#### AIM OF THE TASK
Collect every line in the items below that contains the string "series", copying each one in full. Case counts.

»»

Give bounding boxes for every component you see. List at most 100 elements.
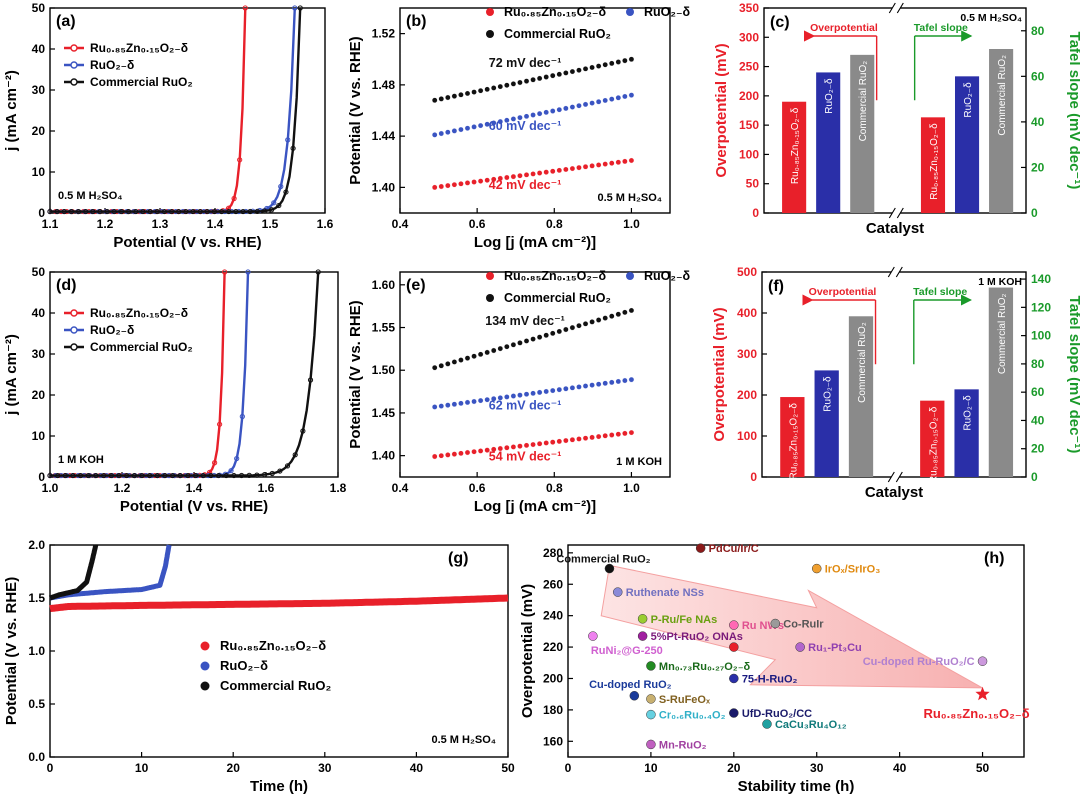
- legend-label: Ru₀.₈₅Zn₀.₁₅O₂₋δ: [220, 638, 326, 653]
- condition-label: 0.5 M H₂SO₄: [597, 192, 662, 204]
- data-point: [576, 384, 582, 390]
- overpotential-bar: [816, 72, 841, 213]
- data-point: [451, 128, 458, 134]
- data-point: [595, 433, 602, 440]
- data-point: [589, 100, 595, 106]
- data-point: [222, 269, 228, 275]
- condition-label: 1 M KOH: [978, 276, 1022, 288]
- data-point: [477, 122, 484, 129]
- y-tick-label: 20: [32, 388, 46, 402]
- y-tick-label: 300: [737, 347, 757, 361]
- data-point: [517, 79, 523, 86]
- axis-break-mark: [888, 2, 896, 14]
- y-tick-label-right: 0: [1031, 470, 1038, 484]
- point-label: RuNi₂@G-250: [591, 645, 663, 657]
- data-point: [576, 102, 582, 109]
- data-point: [497, 445, 504, 452]
- data-point: [458, 126, 464, 133]
- data-point: [517, 443, 523, 449]
- data-point: [484, 177, 490, 183]
- data-point: [497, 345, 504, 352]
- legend-label: Ru₀.₈₅Zn₀.₁₅O₂₋δ: [90, 41, 188, 55]
- legend-label: RuO₂₋δ: [644, 5, 691, 19]
- data-point: [464, 90, 471, 97]
- point-label: Commercial RuO₂: [556, 554, 650, 566]
- tafel-bar: [988, 287, 1014, 477]
- overpotential-bar: [814, 370, 839, 477]
- bar-label: Ru₀.₈₅Zn₀.₁₅O₂₋δ: [790, 107, 801, 184]
- data-point: [139, 472, 145, 479]
- data-point: [300, 428, 306, 434]
- data-point: [240, 208, 246, 215]
- data-point: [569, 165, 576, 172]
- data-point: [582, 383, 589, 389]
- data-point: [615, 159, 622, 166]
- y-tick-label: 1.48: [372, 78, 396, 92]
- data-point: [47, 472, 53, 479]
- data-point: [108, 472, 114, 479]
- scatter-point: [729, 708, 739, 718]
- y-axis-label-left: Overpotential (mV): [711, 307, 728, 441]
- y-tick-label: 260: [543, 577, 563, 591]
- y-tick-label: 2.0: [28, 538, 45, 552]
- data-point: [147, 208, 153, 215]
- data-point: [431, 97, 438, 104]
- data-point: [556, 71, 563, 78]
- data-point: [261, 471, 268, 478]
- x-axis-label: Stability time (h): [738, 778, 855, 795]
- data-point: [458, 450, 464, 457]
- y-tick-label: 10: [32, 165, 46, 179]
- x-axis-label: Potential (V vs. RHE): [113, 234, 261, 251]
- y-axis-label: Overpotential (mV): [519, 584, 536, 718]
- legend-label: Ru₀.₈₅Zn₀.₁₅O₂₋δ: [504, 5, 607, 19]
- data-point: [523, 442, 530, 449]
- data-point: [608, 160, 615, 166]
- data-point: [602, 380, 609, 387]
- y-axis-label: j (mA cm⁻²): [3, 334, 20, 416]
- data-point: [510, 81, 517, 87]
- data-point: [582, 101, 589, 108]
- x-tick-label: 10: [135, 761, 149, 775]
- legend-label: Commercial RuO₂: [90, 75, 193, 89]
- data-point: [504, 82, 510, 89]
- y-tick-label: 1.0: [28, 644, 45, 658]
- data-point: [278, 183, 284, 190]
- x-tick-label: 50: [976, 761, 990, 775]
- data-point: [124, 472, 130, 479]
- data-point: [628, 376, 635, 383]
- data-point: [510, 393, 517, 399]
- data-point: [615, 378, 622, 385]
- data-point: [245, 269, 251, 275]
- data-point: [458, 91, 464, 98]
- x-tick-label: 1.0: [623, 481, 640, 495]
- data-point: [628, 56, 635, 63]
- data-point: [563, 105, 569, 112]
- data-point: [569, 324, 576, 331]
- x-tick-label: 0.4: [392, 481, 409, 495]
- overpotential-bar: [848, 316, 874, 477]
- point-label: P-Ru/Fe NAs: [651, 614, 718, 626]
- data-point: [223, 472, 229, 479]
- data-point: [464, 180, 471, 186]
- data-point: [615, 94, 622, 101]
- data-point: [292, 452, 298, 458]
- series-2: [47, 5, 303, 215]
- data-point: [54, 208, 60, 215]
- plot-frame: [49, 271, 339, 478]
- slope-label: 54 mV dec⁻¹: [489, 450, 562, 464]
- data-point: [464, 355, 471, 361]
- x-tick-label: 20: [227, 761, 241, 775]
- data-point: [238, 472, 245, 479]
- legend-label: RuO₂₋δ: [90, 58, 134, 72]
- y-tick-label-right: 100: [1031, 329, 1051, 343]
- panel-h: 0 10 20 30 40 50 160 180 200 220 240 260 280 Stabilit…: [519, 543, 1030, 795]
- stability-series-0: [47, 594, 510, 613]
- data-point: [62, 472, 68, 479]
- data-point: [530, 390, 536, 397]
- data-point: [292, 5, 298, 11]
- data-point: [464, 125, 471, 132]
- data-point: [445, 361, 451, 367]
- slope-label: 134 mV dec⁻¹: [485, 314, 565, 328]
- x-tick-label: 30: [318, 761, 332, 775]
- data-point: [47, 208, 53, 215]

««

#### THE RESPONSE
- series-2: [47, 5, 303, 215]
- stability-series-0: [47, 594, 510, 613]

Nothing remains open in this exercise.